■ **Supplied material**
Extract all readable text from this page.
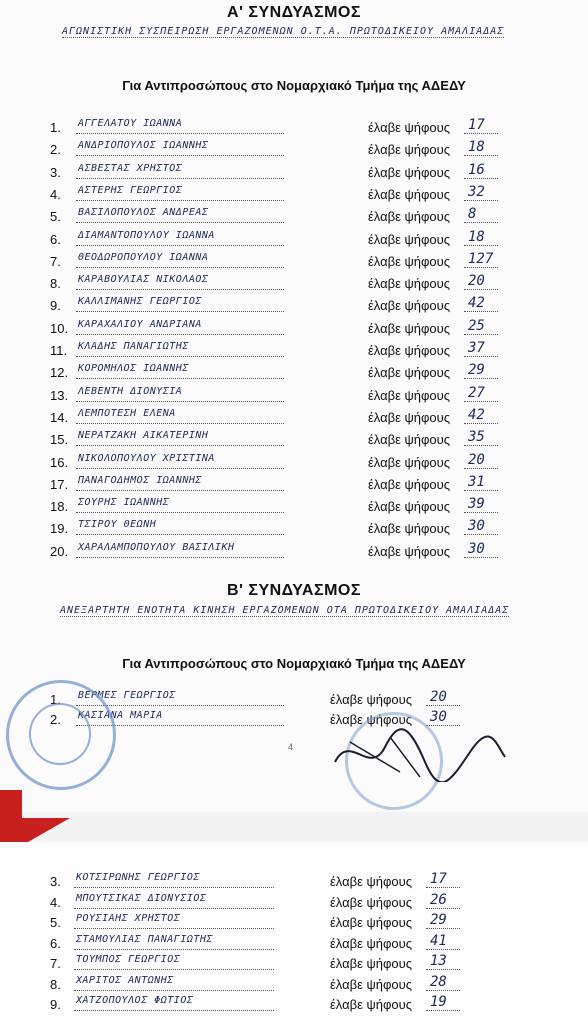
Α' ΣΥΝΔΥΑΣΜΟΣ
ΑΓΩΝΙΣΤΙΚΗ ΣΥΣΠΕΙΡΩΣΗ ΕΡΓΑΖΟΜΕΝΩΝ Ο.Τ.Α. ΠΡΩΤΟΔΙΚΕΙΟΥ ΑΜΑΛΙΑΔΑΣ
Για Αντιπροσώπους στο Νομαρχιακό Τμήμα της ΑΔΕΔΥ
1. ΑΓΓΕΛΑΤΟΥ ΙΩΑΝΝΑ	έλαβε ψήφους 17
2. ΑΝΔΡΙΟΠΟΥΛΟΣ ΙΩΑΝΝΗΣ	έλαβε ψήφους 18
3. ΑΣΒΕΣΤΑΣ ΧΡΗΣΤΟΣ	έλαβε ψήφους 16
4. ΑΣΤΕΡΗΣ ΓΕΩΡΓΙΟΣ	έλαβε ψήφους 32
5. ΒΑΣΙΛΟΠΟΥΛΟΣ ΑΝΔΡΕΑΣ	έλαβε ψήφους 8
6. ΔΙΑΜΑΝΤΟΠΟΥΛΟΥ ΙΩΑΝΝΑ	έλαβε ψήφους 18
7. ΘΕΟΔΩΡΟΠΟΥΛΟΥ ΙΩΑΝΝΑ	έλαβε ψήφους 127
8. ΚΑΡΑΒΟΥΛΙΑΣ ΝΙΚΟΛΑΟΣ	έλαβε ψήφους 20
9. ΚΑΛΛΙΜΑΝΗΣ ΓΕΩΡΓΙΟΣ	έλαβε ψήφους 42
10. ΚΑΡΑΧΑΛΙΟΥ ΑΝΔΡΙΑΝΑ	έλαβε ψήφους 25
11. ΚΛΑΔΗΣ ΠΑΝΑΓΙΩΤΗΣ	έλαβε ψήφους 37
12. ΚΟΡΟΜΗΛΟΣ ΙΩΑΝΝΗΣ	έλαβε ψήφους 29
13. ΛΕΒΕΝΤΗ ΔΙΟΝΥΣΙΑ	έλαβε ψήφους 27
14. ΛΕΜΠΟΤΕΣΗ ΕΛΕΝΑ	έλαβε ψήφους 42
15. ΝΕΡΑΤΖΑΚΗ ΑΙΚΑΤΕΡΙΝΗ	έλαβε ψήφους 35
16. ΝΙΚΟΛΟΠΟΥΛΟΥ ΧΡΙΣΤΙΝΑ	έλαβε ψήφους 20
17. ΠΑΝΑΓΟΔΗΜΟΣ ΙΩΑΝΝΗΣ	έλαβε ψήφους 31
18. ΣΟΥΡΗΣ ΙΩΑΝΝΗΣ	έλαβε ψήφους 39
19. ΤΣΙΡΟΥ ΘΕΩΝΗ	έλαβε ψήφους 30
20. ΧΑΡΑΛΑΜΠΟΠΟΥΛΟΥ ΒΑΣΙΛΙΚΗ	έλαβε ψήφους 30
Β' ΣΥΝΔΥΑΣΜΟΣ
ΑΝΕΞΑΡΤΗΤΗ ΕΝΟΤΗΤΑ ΚΙΝΗΣΗ ΕΡΓΑΖΟΜΕΝΩΝ ΟΤΑ ΠΡΩΤΟΔΙΚΕΙΟΥ ΑΜΑΛΙΑΔΑΣ
Για Αντιπροσώπους στο Νομαρχιακό Τμήμα της ΑΔΕΔΥ
1. ΒΕΡΜΕΣ ΓΕΩΡΓΙΟΣ	έλαβε ψήφους 20
2. ΚΑΣΙΑΝΑ ΜΑΡΙΑ	έλαβε ψήφους 30
4
3. ΚΟΤΣΙΡΩΝΗΣ ΓΕΩΡΓΙΟΣ	έλαβε ψήφους 17
4. ΜΠΟΥΤΣΙΚΑΣ ΔΙΟΝΥΣΙΟΣ	έλαβε ψήφους 26
5. ΡΟΥΣΙΑΗΣ ΧΡΗΣΤΟΣ	έλαβε ψήφους 29
6. ΣΤΑΜΟΥΛΙΑΣ ΠΑΝΑΓΙΩΤΗΣ	έλαβε ψήφους 41
7. ΤΟΥΜΠΟΣ ΓΕΩΡΓΙΟΣ	έλαβε ψήφους 13
8. ΧΑΡΙΤΟΣ ΑΝΤΩΝΗΣ	έλαβε ψήφους 28
9. ΧΑΤΖΟΠΟΥΛΟΣ ΦΩΤΙΟΣ	έλαβε ψήφους 19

■ **The task**
Each line above is to be copied verbatim. Drop any image from the copy.

■ **Exercise output**
Extract all readable text from this page.
Α' ΣΥΝΔΥΑΣΜΟΣ
ΑΓΩΝΙΣΤΙΚΗ ΣΥΣΠΕΙΡΩΣΗ ΕΡΓΑΖΟΜΕΝΩΝ Ο.Τ.Α. ΠΡΩΤΟΔΙΚΕΙΟΥ ΑΜΑΛΙΑΔΑΣ
Για Αντιπροσώπους στο Νομαρχιακό Τμήμα της ΑΔΕΔΥ
1. ΑΓΓΕΛΑΤΟΥ ΙΩΑΝΝΑ	έλαβε ψήφους 17
2. ΑΝΔΡΙΟΠΟΥΛΟΣ ΙΩΑΝΝΗΣ	έλαβε ψήφους 18
3. ΑΣΒΕΣΤΑΣ ΧΡΗΣΤΟΣ	έλαβε ψήφους 16
4. ΑΣΤΕΡΗΣ ΓΕΩΡΓΙΟΣ	έλαβε ψήφους 32
5. ΒΑΣΙΛΟΠΟΥΛΟΣ ΑΝΔΡΕΑΣ	έλαβε ψήφους 8
6. ΔΙΑΜΑΝΤΟΠΟΥΛΟΥ ΙΩΑΝΝΑ	έλαβε ψήφους 18
7. ΘΕΟΔΩΡΟΠΟΥΛΟΥ ΙΩΑΝΝΑ	έλαβε ψήφους 127
8. ΚΑΡΑΒΟΥΛΙΑΣ ΝΙΚΟΛΑΟΣ	έλαβε ψήφους 20
9. ΚΑΛΛΙΜΑΝΗΣ ΓΕΩΡΓΙΟΣ	έλαβε ψήφους 42
10. ΚΑΡΑΧΑΛΙΟΥ ΑΝΔΡΙΑΝΑ	έλαβε ψήφους 25
11. ΚΛΑΔΗΣ ΠΑΝΑΓΙΩΤΗΣ	έλαβε ψήφους 37
12. ΚΟΡΟΜΗΛΟΣ ΙΩΑΝΝΗΣ	έλαβε ψήφους 29
13. ΛΕΒΕΝΤΗ ΔΙΟΝΥΣΙΑ	έλαβε ψήφους 27
14. ΛΕΜΠΟΤΕΣΗ ΕΛΕΝΑ	έλαβε ψήφους 42
15. ΝΕΡΑΤΖΑΚΗ ΑΙΚΑΤΕΡΙΝΗ	έλαβε ψήφους 35
16. ΝΙΚΟΛΟΠΟΥΛΟΥ ΧΡΙΣΤΙΝΑ	έλαβε ψήφους 20
17. ΠΑΝΑΓΟΔΗΜΟΣ ΙΩΑΝΝΗΣ	έλαβε ψήφους 31
18. ΣΟΥΡΗΣ ΙΩΑΝΝΗΣ	έλαβε ψήφους 39
19. ΤΣΙΡΟΥ ΘΕΩΝΗ	έλαβε ψήφους 30
20. ΧΑΡΑΛΑΜΠΟΠΟΥΛΟΥ ΒΑΣΙΛΙΚΗ	έλαβε ψήφους 30
Β' ΣΥΝΔΥΑΣΜΟΣ
ΑΝΕΞΑΡΤΗΤΗ ΕΝΟΤΗΤΑ ΚΙΝΗΣΗ ΕΡΓΑΖΟΜΕΝΩΝ ΟΤΑ ΠΡΩΤΟΔΙΚΕΙΟΥ ΑΜΑΛΙΑΔΑΣ
Για Αντιπροσώπους στο Νομαρχιακό Τμήμα της ΑΔΕΔΥ
1. ΒΕΡΜΕΣ ΓΕΩΡΓΙΟΣ	έλαβε ψήφους 20
2. ΚΑΣΙΑΝΑ ΜΑΡΙΑ	έλαβε ψήφους 30
4
3. ΚΟΤΣΙΡΩΝΗΣ ΓΕΩΡΓΙΟΣ	έλαβε ψήφους 17
4. ΜΠΟΥΤΣΙΚΑΣ ΔΙΟΝΥΣΙΟΣ	έλαβε ψήφους 26
5. ΡΟΥΣΙΑΗΣ ΧΡΗΣΤΟΣ	έλαβε ψήφους 29
6. ΣΤΑΜΟΥΛΙΑΣ ΠΑΝΑΓΙΩΤΗΣ	έλαβε ψήφους 41
7. ΤΟΥΜΠΟΣ ΓΕΩΡΓΙΟΣ	έλαβε ψήφους 13
8. ΧΑΡΙΤΟΣ ΑΝΤΩΝΗΣ	έλαβε ψήφους 28
9. ΧΑΤΖΟΠΟΥΛΟΣ ΦΩΤΙΟΣ	έλαβε ψήφους 19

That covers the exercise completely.